━━━ Extracted text

On December 16, 2019, we also entered into a senior secured $650.0 million credit agreement (the “Credit Agreement”) with a syndicate of banks and Bank of America, National Association as administrative agent to among other things, provide for enhanced financial flexibility. See Note 12—Long-Term Debt for a description of the Credit Agreement. We have a total of $646.0 million available under our $650.0 million five-year senior secured revolving credit facility (the “Revolver”) as of July 31, 2020 after $4.0 million of standby letters of credit had been issued as of July 31, 2020. We had $4.0 million in standby letters of credit issued under our Revolver as of July 31, 2020 and April 30, 2020. We had a total of $11.5 million and $11.3 million of standby letters of credits with other financial institutions as of July 31, 2020 and April 30, 2020, respectively. The standby letters of credits were generally issued as a result of entering into office premise leases.
The Board of Directors has adopted a dividend policy to distribute to our stockholders a regular quarterly cash dividend of $0.10 per share. Every quarter since the adoption of the dividend policy, the Company has declared a quarterly dividend. The declaration and payment of future dividends under the quarterly dividend program will be at the discretion of the Board of Directors and will depend upon many factors, including our earnings, capital requirements, financial conditions, the terms of our indebtedness and other factors our Board of Directors may deem to be relevant. Our Board of Directors may, however, amend, revoke or suspend our dividend policy at any time and for any reason.

━━━━━━
━━━ Given information

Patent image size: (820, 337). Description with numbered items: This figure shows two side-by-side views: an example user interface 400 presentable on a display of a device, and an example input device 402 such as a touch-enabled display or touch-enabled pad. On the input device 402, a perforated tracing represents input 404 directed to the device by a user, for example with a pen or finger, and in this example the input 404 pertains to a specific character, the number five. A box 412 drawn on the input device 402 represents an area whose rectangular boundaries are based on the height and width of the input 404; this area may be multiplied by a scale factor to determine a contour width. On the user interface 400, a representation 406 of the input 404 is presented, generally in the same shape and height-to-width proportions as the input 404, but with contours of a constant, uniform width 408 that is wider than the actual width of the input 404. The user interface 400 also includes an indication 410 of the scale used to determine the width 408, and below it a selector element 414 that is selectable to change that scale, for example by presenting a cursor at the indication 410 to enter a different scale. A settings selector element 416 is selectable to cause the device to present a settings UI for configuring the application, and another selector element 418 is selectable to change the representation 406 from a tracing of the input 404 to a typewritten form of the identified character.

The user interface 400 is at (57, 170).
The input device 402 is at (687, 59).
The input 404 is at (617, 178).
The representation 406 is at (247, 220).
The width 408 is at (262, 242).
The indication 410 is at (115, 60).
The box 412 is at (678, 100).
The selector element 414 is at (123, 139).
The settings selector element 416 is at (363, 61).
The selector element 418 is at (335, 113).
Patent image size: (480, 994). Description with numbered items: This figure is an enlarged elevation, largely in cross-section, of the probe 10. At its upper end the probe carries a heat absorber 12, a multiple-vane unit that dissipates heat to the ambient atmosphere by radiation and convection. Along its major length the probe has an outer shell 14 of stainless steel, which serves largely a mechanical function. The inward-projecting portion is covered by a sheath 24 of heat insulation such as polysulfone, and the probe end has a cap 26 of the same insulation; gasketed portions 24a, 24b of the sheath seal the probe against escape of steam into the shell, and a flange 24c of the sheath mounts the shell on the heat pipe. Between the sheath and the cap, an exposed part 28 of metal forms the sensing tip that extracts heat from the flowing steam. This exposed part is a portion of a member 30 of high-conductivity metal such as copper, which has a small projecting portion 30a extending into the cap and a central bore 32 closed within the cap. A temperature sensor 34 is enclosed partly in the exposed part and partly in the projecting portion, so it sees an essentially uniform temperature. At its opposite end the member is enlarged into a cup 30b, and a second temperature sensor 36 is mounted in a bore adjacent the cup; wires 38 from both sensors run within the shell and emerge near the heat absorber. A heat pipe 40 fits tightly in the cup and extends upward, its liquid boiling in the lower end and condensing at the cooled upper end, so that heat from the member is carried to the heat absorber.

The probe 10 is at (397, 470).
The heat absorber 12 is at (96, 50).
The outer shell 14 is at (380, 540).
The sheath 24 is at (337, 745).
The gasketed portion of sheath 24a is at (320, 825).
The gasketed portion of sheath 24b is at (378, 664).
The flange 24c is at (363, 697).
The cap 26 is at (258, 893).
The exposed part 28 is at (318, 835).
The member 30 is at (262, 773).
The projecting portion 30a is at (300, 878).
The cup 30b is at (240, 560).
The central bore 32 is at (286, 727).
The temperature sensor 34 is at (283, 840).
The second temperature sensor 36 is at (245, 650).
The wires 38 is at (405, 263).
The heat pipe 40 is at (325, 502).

━━━━━━

**Task**
Based on the financial excerpt, decide whether each statement agrees with it: (a) As of July 31, 2020, $646.0 million was available under the Revolver. (b) The dividend policy sets a regular quarterly cash dividend of $0.25 per share. (c) The Board of Directors may change the dividend policy only at year-end. Answer yes or no for each, and quote the deciding words of the excerpt. The records have no connection to the text.

**Reply to the task**
(a) Yes: "We have a total of $646.0 million available under our $650.0 million five-year senior secured revolving credit facility"
(b) No: "a regular quarterly cash dividend of $0.10 per share"
(c) No: "amend, revoke or suspend our dividend policy at any time and for any reason"